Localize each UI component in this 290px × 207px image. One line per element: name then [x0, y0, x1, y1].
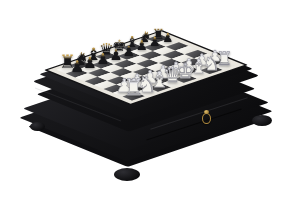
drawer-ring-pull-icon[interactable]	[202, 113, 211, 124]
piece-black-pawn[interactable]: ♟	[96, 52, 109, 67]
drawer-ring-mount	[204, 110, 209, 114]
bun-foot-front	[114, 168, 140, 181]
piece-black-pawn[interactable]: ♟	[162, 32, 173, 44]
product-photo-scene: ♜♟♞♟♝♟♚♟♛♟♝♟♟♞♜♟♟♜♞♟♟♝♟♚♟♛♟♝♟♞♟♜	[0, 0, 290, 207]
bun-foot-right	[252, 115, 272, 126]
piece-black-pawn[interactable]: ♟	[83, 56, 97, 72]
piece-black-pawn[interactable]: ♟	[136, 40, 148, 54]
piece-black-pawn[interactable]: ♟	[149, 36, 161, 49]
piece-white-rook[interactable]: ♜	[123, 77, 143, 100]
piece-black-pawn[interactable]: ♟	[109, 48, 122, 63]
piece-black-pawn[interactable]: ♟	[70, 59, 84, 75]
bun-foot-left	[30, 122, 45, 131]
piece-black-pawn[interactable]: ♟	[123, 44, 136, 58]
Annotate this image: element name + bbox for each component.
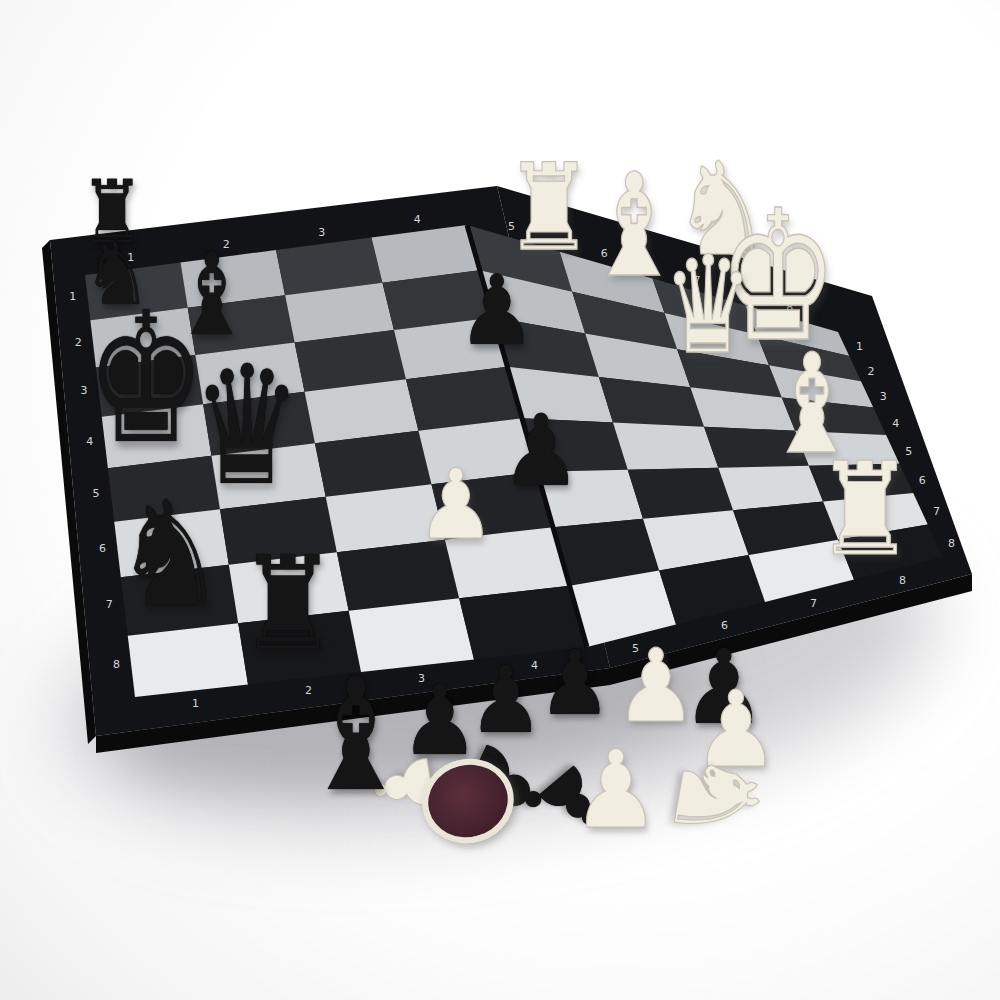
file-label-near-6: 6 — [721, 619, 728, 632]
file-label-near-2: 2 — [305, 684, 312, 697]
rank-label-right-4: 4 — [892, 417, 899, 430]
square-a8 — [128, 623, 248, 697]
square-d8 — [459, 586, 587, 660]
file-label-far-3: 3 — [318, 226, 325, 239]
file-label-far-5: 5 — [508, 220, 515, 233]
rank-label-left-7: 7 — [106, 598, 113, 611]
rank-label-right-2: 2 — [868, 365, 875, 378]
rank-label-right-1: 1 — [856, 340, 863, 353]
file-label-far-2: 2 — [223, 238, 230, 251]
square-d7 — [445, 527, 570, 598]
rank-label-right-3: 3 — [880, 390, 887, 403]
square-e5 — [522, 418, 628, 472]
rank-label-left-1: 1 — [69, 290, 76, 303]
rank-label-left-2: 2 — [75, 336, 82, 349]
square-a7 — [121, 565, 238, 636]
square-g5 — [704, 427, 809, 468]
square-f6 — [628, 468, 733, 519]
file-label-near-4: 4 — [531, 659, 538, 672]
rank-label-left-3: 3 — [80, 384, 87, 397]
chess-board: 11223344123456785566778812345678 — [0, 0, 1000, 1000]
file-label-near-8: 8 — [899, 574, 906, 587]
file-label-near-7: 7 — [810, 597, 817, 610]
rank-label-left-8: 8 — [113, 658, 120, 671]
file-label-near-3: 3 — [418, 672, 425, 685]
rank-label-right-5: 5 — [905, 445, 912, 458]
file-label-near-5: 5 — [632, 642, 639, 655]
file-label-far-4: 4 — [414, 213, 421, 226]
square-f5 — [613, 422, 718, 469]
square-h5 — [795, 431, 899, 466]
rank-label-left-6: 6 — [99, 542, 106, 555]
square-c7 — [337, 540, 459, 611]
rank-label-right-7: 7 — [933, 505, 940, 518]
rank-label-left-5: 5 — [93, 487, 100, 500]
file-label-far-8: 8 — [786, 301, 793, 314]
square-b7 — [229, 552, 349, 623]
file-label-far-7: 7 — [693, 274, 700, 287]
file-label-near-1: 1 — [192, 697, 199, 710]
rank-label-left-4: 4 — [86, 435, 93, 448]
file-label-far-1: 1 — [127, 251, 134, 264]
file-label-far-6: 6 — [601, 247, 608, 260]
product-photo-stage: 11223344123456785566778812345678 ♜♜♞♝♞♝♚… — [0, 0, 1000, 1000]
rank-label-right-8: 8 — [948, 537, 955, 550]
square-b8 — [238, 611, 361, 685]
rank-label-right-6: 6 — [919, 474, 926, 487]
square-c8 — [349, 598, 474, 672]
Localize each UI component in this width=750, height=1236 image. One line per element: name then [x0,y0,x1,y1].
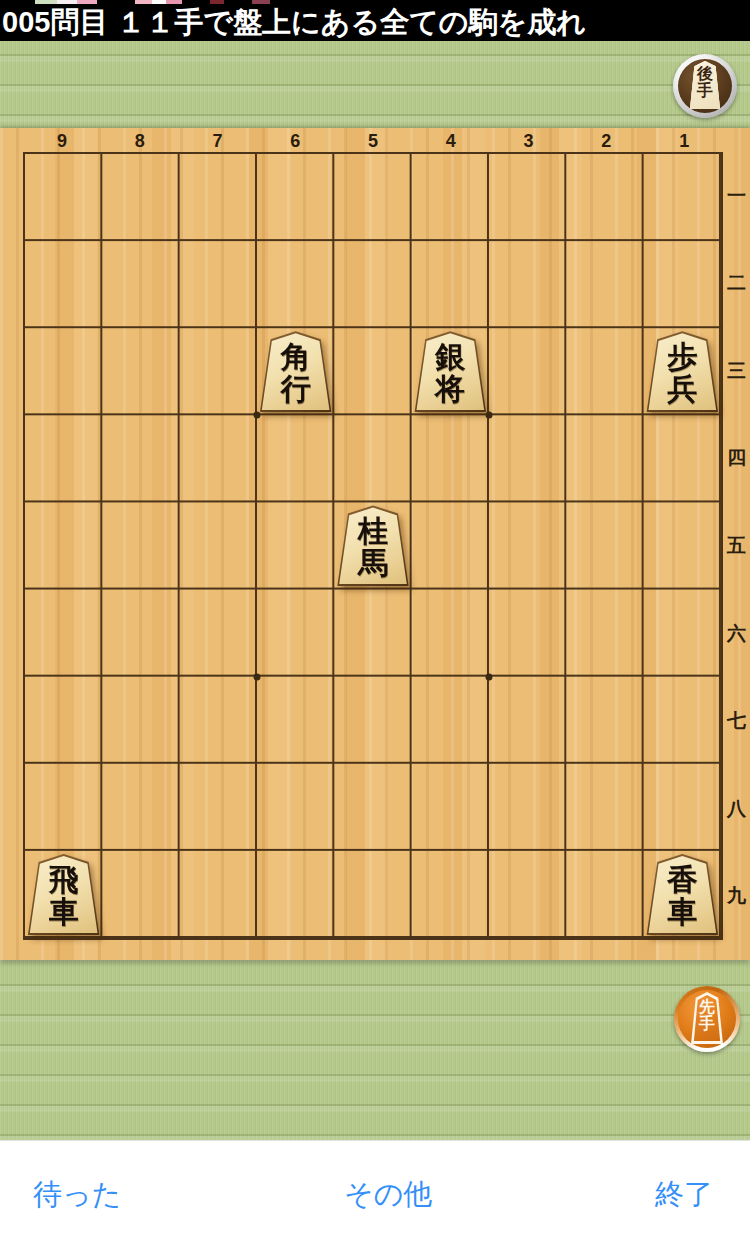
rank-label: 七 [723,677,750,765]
§
■ Problem description
Count the lines in the items above that contain the word "component", and reply with only that number.

■ Result for this exercise
3